Short problem ▸
Exact reproduction is required for all entries.

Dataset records
※

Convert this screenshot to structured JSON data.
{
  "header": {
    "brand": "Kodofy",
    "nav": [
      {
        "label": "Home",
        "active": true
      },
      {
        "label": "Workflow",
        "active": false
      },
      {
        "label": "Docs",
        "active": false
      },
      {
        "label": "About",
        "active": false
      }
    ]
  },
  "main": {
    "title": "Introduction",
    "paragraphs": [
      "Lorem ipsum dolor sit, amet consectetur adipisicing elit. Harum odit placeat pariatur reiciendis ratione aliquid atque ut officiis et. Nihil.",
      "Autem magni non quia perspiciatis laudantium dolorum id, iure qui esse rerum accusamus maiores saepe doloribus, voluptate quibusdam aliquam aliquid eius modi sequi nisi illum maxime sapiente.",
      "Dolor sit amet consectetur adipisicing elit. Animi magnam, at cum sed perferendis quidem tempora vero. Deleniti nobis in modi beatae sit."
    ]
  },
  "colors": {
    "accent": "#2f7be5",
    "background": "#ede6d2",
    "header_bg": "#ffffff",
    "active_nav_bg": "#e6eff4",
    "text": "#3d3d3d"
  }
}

※

Expected answer ▸
Convert this screenshot to structured JSON data.
{
  "header": {
    "brand": "Kodofy",
    "nav": [
      {
        "label": "Home",
        "active": true
      },
      {
        "label": "Workflow",
        "active": false
      },
      {
        "label": "Docs",
        "active": false
      },
      {
        "label": "About",
        "active": false
      }
    ]
  },
  "main": {
    "title": "Introduction",
    "paragraphs": [
      "Lorem ipsum dolor sit, amet consectetur adipisicing elit. Harum odit placeat pariatur reiciendis ratione aliquid atque ut officiis et. Nihil.",
      "Autem magni non quia perspiciatis laudantium dolorum id, iure qui esse rerum accusamus maiores saepe doloribus, voluptate quibusdam aliquam aliquid eius modi sequi nisi illum maxime sapiente.",
      "Dolor sit amet consectetur adipisicing elit. Animi magnam, at cum sed perferendis quidem tempora vero. Deleniti nobis in modi beatae sit."
    ]
  },
  "colors": {
    "accent": "#2f7be5",
    "background": "#ede6d2",
    "header_bg": "#ffffff",
    "active_nav_bg": "#e6eff4",
    "text": "#3d3d3d"
  }
}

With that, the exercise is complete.